- What is being asked: Scan the records below. List lines holding "image".

- Input for this task:
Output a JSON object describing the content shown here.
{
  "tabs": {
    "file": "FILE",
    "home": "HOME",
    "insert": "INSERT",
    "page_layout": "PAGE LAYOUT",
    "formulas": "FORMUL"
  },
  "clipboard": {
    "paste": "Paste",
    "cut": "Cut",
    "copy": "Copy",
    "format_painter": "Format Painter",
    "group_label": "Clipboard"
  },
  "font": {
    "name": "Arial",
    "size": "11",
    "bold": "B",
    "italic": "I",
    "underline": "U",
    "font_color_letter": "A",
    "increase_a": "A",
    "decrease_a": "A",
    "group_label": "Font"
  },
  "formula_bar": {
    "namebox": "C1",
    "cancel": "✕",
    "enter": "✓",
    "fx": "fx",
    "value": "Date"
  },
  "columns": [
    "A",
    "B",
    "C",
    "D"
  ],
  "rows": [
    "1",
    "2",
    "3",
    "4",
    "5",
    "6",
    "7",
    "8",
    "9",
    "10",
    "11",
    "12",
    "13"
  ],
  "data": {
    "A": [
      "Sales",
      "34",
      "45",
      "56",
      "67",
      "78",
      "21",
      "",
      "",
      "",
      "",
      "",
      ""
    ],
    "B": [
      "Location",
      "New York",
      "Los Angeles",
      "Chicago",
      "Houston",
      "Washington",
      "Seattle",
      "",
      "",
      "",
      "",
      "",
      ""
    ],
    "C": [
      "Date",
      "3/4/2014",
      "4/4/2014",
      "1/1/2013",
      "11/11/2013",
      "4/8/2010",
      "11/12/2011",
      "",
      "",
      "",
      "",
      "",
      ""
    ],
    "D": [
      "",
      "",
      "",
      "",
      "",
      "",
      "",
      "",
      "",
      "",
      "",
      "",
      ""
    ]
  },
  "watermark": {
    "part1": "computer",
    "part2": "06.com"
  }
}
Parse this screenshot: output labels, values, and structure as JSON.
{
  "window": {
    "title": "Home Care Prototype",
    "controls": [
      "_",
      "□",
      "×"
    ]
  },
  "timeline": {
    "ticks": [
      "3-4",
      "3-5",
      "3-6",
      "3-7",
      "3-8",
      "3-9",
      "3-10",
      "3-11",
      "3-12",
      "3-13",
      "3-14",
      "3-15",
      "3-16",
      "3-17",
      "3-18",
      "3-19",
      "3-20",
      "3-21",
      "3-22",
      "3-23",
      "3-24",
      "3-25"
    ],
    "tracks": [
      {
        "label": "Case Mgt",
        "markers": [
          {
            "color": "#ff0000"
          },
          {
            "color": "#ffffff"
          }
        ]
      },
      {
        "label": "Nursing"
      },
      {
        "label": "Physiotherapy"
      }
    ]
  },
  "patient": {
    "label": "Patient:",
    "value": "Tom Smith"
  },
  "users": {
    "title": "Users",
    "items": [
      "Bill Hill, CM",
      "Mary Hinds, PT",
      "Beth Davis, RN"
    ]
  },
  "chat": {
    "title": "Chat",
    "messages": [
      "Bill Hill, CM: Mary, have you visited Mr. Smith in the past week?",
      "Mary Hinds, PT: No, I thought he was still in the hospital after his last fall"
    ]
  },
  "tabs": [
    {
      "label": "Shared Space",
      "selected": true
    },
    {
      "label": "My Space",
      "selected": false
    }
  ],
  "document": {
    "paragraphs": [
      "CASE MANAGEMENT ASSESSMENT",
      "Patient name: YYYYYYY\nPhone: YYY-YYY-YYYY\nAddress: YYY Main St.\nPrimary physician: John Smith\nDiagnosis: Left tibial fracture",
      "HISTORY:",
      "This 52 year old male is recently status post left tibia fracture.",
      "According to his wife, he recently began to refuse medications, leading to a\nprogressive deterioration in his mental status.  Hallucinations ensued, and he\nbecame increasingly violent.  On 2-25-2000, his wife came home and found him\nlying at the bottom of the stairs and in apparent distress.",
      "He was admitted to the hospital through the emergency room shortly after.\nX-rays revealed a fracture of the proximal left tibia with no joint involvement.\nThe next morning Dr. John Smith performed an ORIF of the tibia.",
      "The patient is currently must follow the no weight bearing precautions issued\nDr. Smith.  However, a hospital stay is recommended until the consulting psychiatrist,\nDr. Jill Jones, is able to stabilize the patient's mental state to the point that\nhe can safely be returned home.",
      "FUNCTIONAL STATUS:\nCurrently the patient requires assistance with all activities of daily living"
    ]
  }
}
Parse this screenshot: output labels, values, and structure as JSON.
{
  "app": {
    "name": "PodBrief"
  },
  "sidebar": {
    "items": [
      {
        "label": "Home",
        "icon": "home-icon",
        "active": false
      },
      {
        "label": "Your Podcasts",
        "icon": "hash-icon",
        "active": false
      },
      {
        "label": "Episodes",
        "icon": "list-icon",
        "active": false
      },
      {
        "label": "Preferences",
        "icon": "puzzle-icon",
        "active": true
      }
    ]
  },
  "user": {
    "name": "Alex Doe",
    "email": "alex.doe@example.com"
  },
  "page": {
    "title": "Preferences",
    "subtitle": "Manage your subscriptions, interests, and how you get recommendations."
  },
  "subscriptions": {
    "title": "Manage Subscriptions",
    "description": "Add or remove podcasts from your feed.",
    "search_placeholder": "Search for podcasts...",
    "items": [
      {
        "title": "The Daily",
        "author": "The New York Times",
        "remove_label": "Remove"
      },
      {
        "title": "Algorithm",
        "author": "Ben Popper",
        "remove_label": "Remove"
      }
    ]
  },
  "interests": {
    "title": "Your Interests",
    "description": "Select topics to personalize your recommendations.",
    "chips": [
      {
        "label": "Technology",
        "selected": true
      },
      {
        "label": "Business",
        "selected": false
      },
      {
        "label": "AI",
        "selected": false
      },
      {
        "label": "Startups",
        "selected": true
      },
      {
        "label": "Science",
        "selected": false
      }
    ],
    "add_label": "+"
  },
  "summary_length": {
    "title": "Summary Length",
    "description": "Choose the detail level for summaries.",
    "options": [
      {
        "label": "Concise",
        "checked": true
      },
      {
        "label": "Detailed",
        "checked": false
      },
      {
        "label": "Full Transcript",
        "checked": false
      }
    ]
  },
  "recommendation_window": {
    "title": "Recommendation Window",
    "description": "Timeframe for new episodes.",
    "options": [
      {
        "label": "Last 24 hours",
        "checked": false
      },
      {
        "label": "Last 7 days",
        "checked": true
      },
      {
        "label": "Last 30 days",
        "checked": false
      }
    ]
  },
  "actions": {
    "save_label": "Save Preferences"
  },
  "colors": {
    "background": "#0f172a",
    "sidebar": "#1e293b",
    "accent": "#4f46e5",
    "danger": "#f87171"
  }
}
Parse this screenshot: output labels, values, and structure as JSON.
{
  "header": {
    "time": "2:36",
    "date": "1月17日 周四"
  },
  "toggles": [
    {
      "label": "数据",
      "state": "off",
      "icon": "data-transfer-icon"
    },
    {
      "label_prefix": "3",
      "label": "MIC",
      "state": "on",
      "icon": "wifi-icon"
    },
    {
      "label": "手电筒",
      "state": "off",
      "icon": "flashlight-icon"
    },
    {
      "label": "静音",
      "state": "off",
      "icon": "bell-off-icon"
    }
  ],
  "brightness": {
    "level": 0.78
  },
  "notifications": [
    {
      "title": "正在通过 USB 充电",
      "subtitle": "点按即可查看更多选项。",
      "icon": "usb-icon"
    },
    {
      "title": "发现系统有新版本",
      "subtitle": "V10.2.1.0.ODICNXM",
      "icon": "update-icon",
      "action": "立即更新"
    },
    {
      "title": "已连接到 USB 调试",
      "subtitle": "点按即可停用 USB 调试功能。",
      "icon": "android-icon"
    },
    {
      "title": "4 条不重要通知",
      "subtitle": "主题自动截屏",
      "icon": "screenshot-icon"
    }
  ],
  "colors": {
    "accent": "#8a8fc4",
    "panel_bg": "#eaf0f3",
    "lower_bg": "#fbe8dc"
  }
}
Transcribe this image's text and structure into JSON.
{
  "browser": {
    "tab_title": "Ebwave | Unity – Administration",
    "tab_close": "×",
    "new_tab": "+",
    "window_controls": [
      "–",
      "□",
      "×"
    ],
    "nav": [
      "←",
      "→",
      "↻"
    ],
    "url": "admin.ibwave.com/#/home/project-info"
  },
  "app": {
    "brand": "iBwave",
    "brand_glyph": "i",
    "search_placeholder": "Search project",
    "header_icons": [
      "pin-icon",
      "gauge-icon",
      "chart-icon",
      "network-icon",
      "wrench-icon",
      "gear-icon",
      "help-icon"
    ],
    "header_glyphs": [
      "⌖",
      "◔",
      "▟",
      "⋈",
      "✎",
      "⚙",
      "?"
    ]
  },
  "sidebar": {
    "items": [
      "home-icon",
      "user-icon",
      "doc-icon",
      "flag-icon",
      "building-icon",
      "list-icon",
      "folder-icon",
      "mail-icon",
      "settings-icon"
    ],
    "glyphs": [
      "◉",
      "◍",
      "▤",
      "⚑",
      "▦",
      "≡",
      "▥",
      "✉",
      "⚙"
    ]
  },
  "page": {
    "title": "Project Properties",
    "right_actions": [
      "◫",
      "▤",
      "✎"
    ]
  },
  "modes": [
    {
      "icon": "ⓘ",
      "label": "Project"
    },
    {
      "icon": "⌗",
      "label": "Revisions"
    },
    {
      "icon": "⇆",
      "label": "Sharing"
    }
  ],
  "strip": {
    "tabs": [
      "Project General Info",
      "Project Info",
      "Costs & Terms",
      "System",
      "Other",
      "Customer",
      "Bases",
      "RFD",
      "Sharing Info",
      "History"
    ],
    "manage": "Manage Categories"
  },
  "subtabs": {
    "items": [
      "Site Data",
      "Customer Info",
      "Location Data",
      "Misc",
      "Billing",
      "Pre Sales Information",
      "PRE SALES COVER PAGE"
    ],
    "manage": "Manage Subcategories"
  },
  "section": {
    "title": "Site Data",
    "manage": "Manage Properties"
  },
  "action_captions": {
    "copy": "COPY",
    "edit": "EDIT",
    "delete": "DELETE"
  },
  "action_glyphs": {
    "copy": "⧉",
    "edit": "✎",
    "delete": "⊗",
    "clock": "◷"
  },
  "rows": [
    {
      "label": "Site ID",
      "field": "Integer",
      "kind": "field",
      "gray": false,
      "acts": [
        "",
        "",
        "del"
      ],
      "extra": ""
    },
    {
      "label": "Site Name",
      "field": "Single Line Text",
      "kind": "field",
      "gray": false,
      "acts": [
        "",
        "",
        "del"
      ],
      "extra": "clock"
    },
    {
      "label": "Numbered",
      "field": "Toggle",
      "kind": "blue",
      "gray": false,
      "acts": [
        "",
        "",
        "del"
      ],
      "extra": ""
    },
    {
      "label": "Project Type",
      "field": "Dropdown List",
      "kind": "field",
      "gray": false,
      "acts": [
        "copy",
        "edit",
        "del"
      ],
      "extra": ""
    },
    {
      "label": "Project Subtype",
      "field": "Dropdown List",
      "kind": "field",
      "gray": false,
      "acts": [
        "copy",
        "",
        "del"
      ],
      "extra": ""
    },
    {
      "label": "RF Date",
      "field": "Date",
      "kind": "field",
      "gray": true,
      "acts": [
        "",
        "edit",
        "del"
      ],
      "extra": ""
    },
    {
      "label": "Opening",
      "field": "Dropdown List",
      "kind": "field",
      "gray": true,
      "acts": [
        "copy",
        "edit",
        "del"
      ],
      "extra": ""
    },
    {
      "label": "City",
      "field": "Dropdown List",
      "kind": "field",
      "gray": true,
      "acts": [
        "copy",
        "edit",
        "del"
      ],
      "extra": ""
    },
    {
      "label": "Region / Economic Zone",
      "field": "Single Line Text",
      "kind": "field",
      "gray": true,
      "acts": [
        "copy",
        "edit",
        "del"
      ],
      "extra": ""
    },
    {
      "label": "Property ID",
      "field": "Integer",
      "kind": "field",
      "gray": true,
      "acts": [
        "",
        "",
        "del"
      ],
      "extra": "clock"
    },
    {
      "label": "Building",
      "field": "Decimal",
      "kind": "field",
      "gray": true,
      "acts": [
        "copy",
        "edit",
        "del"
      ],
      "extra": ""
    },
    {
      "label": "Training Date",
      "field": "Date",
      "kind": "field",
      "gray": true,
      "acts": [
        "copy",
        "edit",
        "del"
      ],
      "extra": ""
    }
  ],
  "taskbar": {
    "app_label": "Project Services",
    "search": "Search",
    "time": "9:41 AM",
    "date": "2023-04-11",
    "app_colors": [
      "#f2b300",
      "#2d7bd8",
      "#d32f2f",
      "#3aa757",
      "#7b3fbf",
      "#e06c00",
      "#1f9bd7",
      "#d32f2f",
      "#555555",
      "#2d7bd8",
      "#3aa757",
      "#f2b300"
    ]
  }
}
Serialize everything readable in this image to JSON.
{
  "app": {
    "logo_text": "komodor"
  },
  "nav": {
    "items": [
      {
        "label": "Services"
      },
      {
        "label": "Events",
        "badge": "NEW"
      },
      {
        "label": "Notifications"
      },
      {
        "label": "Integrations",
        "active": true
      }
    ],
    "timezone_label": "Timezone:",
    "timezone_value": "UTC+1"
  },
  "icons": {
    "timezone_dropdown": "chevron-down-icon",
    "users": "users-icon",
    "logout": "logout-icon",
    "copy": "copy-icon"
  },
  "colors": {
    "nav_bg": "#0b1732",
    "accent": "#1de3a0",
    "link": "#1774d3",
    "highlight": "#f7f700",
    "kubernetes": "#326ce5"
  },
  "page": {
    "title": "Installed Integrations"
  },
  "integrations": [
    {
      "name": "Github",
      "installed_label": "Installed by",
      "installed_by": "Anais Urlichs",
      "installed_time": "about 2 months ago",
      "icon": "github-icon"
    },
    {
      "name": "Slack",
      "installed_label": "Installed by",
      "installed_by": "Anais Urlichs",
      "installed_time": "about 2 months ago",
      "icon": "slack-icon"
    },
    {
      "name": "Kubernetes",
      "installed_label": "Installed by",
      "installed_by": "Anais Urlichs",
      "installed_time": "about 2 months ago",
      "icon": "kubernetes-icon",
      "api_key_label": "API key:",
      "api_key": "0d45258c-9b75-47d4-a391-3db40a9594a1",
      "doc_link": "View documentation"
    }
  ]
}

- Output for this task:
Transcribe this image's text and structure into JSON.
Serialize everything readable in this image to JSON.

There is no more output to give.